▶ [SET EXERCISE 1]
Reproduce, without alteration, the lines of the records from their first line through the line containing "The bottom hook portion 430 is at (231, 373).", inclusive.

▶ [TEXT]
As a quick aside, I note for the record that it’s criminal that I haven’t written anything about Alice Madness Returns at this point in my life, especially given the context of the previous paragraph. But dang it this is a book review and nobody’s written a book about Alice: Madness Returns…yet.

Red Dead Redemption is an action adventure, western, open-world, role playing game released for the Playstation 3 and XBox 360 in North America 18 May 2010, and PAL regions 21 May 2010. It was developed by Rockstar San Diego Inc. and published by Rockstar Inc. Though derisively referred to by some critics and players as Grand Theft Horse, Red Dead Redemption has, since it was released, become a mainstay on lists of greatest videogames ever made and even a decade after it’s release still has players and a dedicated following ready to exemplify it’s strengths as a work of digital interactive media.

It’s also, fun fact, one of the best Westerns ever made.

I’ll explain that sentence later too.

▶ [ENTRIES PROVIDED]

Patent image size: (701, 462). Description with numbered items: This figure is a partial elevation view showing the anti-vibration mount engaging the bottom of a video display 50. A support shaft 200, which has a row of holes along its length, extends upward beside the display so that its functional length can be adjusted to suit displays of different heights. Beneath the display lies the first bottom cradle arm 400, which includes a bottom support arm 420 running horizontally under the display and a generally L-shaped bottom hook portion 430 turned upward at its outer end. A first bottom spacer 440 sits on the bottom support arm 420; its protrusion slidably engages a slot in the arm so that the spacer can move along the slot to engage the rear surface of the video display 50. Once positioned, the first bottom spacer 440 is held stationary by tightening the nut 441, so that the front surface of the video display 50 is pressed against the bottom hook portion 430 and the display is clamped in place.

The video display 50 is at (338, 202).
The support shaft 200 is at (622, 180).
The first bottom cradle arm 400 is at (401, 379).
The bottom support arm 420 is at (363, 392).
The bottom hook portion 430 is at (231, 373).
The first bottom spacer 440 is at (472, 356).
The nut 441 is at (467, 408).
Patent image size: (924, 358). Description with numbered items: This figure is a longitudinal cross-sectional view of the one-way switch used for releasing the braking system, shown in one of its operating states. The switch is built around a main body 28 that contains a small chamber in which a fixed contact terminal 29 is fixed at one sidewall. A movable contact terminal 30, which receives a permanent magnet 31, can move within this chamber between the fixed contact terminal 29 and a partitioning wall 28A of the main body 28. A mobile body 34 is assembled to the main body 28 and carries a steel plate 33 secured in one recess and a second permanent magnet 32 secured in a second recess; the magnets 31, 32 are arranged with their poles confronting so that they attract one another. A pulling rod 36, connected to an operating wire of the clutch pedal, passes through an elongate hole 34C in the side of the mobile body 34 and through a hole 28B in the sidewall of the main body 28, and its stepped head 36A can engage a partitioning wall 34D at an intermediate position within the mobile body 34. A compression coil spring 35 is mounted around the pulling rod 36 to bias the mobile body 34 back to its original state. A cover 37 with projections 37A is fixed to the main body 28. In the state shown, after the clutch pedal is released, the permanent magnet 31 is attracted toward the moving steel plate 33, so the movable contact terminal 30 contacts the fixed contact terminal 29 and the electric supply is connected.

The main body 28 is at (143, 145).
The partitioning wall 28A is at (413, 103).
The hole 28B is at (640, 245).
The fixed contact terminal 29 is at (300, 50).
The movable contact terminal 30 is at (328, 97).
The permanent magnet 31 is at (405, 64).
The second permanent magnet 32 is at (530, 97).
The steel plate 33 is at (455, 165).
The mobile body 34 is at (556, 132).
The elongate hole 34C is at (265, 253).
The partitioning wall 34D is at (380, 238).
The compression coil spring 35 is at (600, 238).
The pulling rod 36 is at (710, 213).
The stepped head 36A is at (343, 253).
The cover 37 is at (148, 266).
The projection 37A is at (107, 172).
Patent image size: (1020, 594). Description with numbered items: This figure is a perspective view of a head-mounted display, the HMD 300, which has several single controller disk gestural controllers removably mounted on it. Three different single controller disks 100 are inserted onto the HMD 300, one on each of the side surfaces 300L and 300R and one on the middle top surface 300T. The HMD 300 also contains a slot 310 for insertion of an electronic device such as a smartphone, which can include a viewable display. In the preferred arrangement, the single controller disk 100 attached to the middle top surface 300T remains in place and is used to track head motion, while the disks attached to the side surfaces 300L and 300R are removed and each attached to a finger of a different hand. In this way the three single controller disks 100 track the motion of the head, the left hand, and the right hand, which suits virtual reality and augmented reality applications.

▶ [SET EXERCISE 2]
According to the video game review, which company developed Red Dead Redemption?

▶ [EXPECTED ANSWER 1]
Patent image size: (701, 462). Description with numbered items: This figure is a partial elevation view showing the anti-vibration mount engaging the bottom of a video display 50. A support shaft 200, which has a row of holes along its length, extends upward beside the display so that its functional length can be adjusted to suit displays of different heights. Beneath the display lies the first bottom cradle arm 400, which includes a bottom support arm 420 running horizontally under the display and a generally L-shaped bottom hook portion 430 turned upward at its outer end. A first bottom spacer 440 sits on the bottom support arm 420; its protrusion slidably engages a slot in the arm so that the spacer can move along the slot to engage the rear surface of the video display 50. Once positioned, the first bottom spacer 440 is held stationary by tightening the nut 441, so that the front surface of the video display 50 is pressed against the bottom hook portion 430 and the display is clamped in place.

The video display 50 is at (338, 202).
The support shaft 200 is at (622, 180).
The first bottom cradle arm 400 is at (401, 379).
The bottom support arm 420 is at (363, 392).
The bottom hook portion 430 is at (231, 373).

▶ [EXPECTED ANSWER 2]
Rockstar San Diego Inc.